Material to process
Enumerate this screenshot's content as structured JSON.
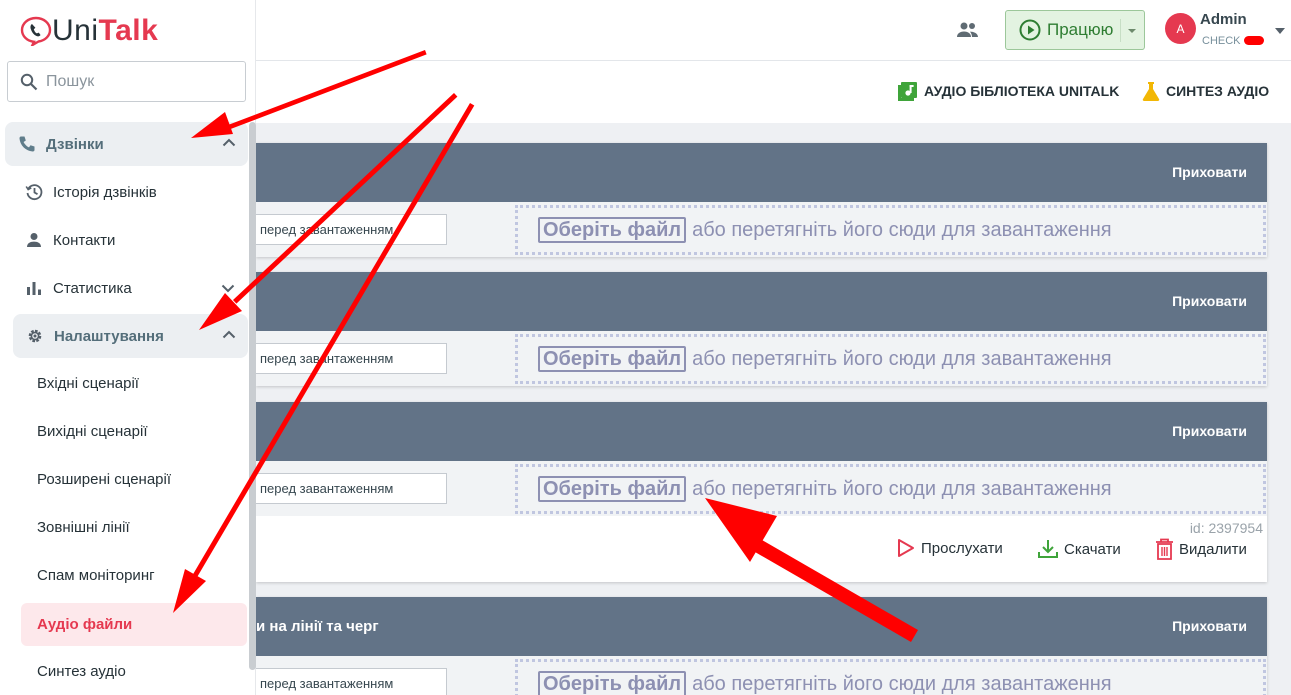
{
  "logo": {
    "uni": "Uni",
    "talk": "Talk"
  },
  "search": {
    "placeholder": "Пошук"
  },
  "header": {
    "status_label": "Працюю",
    "user_initial": "A",
    "user_name": "Admin",
    "user_sub": "CHECK"
  },
  "toolbar": {
    "audio_library": "АУДІО БІБЛІОТЕКА UNITALK",
    "synth_audio": "СИНТЕЗ АУДІО"
  },
  "sidebar": {
    "calls_group": "Дзвінки",
    "call_history": "Історія дзвінків",
    "contacts": "Контакти",
    "statistics": "Статистика",
    "settings_group": "Налаштування",
    "sub_items": [
      "Вхідні сценарії",
      "Вихідні сценарії",
      "Розширені сценарії",
      "Зовнішні лінії",
      "Спам моніторинг"
    ],
    "active_item": "Аудіо файли",
    "synth_item": "Синтез аудіо"
  },
  "cards": [
    {
      "title": "",
      "hide": "Приховати",
      "name_placeholder": "перед завантаженням"
    },
    {
      "title": "",
      "hide": "Приховати",
      "name_placeholder": "перед завантаженням"
    },
    {
      "title": "",
      "hide": "Приховати",
      "name_placeholder": "перед завантаженням",
      "id": "id: 2397954",
      "listen": "Прослухати",
      "download": "Скачати",
      "delete": "Видалити"
    },
    {
      "title": "и на лінії та черг",
      "hide": "Приховати",
      "name_placeholder": "перед завантаженням"
    }
  ],
  "dropzone": {
    "choose": "Оберіть файл",
    "text": "або перетягніть його сюди для завантаження"
  },
  "colors": {
    "brand": "#e53950",
    "header_band": "#627387",
    "accent_green": "#2e7d32",
    "annotation": "#ff0000"
  }
}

Short task
Every record above should be written out again without change, except that the pictures are left out.

Result of this exercise
Enumerate this screenshot's content as structured JSON.
{
  "logo": {
    "uni": "Uni",
    "talk": "Talk"
  },
  "search": {
    "placeholder": "Пошук"
  },
  "header": {
    "status_label": "Працюю",
    "user_initial": "A",
    "user_name": "Admin",
    "user_sub": "CHECK"
  },
  "toolbar": {
    "audio_library": "АУДІО БІБЛІОТЕКА UNITALK",
    "synth_audio": "СИНТЕЗ АУДІО"
  },
  "sidebar": {
    "calls_group": "Дзвінки",
    "call_history": "Історія дзвінків",
    "contacts": "Контакти",
    "statistics": "Статистика",
    "settings_group": "Налаштування",
    "sub_items": [
      "Вхідні сценарії",
      "Вихідні сценарії",
      "Розширені сценарії",
      "Зовнішні лінії",
      "Спам моніторинг"
    ],
    "active_item": "Аудіо файли",
    "synth_item": "Синтез аудіо"
  },
  "cards": [
    {
      "title": "",
      "hide": "Приховати",
      "name_placeholder": "перед завантаженням"
    },
    {
      "title": "",
      "hide": "Приховати",
      "name_placeholder": "перед завантаженням"
    },
    {
      "title": "",
      "hide": "Приховати",
      "name_placeholder": "перед завантаженням",
      "id": "id: 2397954",
      "listen": "Прослухати",
      "download": "Скачати",
      "delete": "Видалити"
    },
    {
      "title": "и на лінії та черг",
      "hide": "Приховати",
      "name_placeholder": "перед завантаженням"
    }
  ],
  "dropzone": {
    "choose": "Оберіть файл",
    "text": "або перетягніть його сюди для завантаження"
  },
  "colors": {
    "brand": "#e53950",
    "header_band": "#627387",
    "accent_green": "#2e7d32",
    "annotation": "#ff0000"
  }
}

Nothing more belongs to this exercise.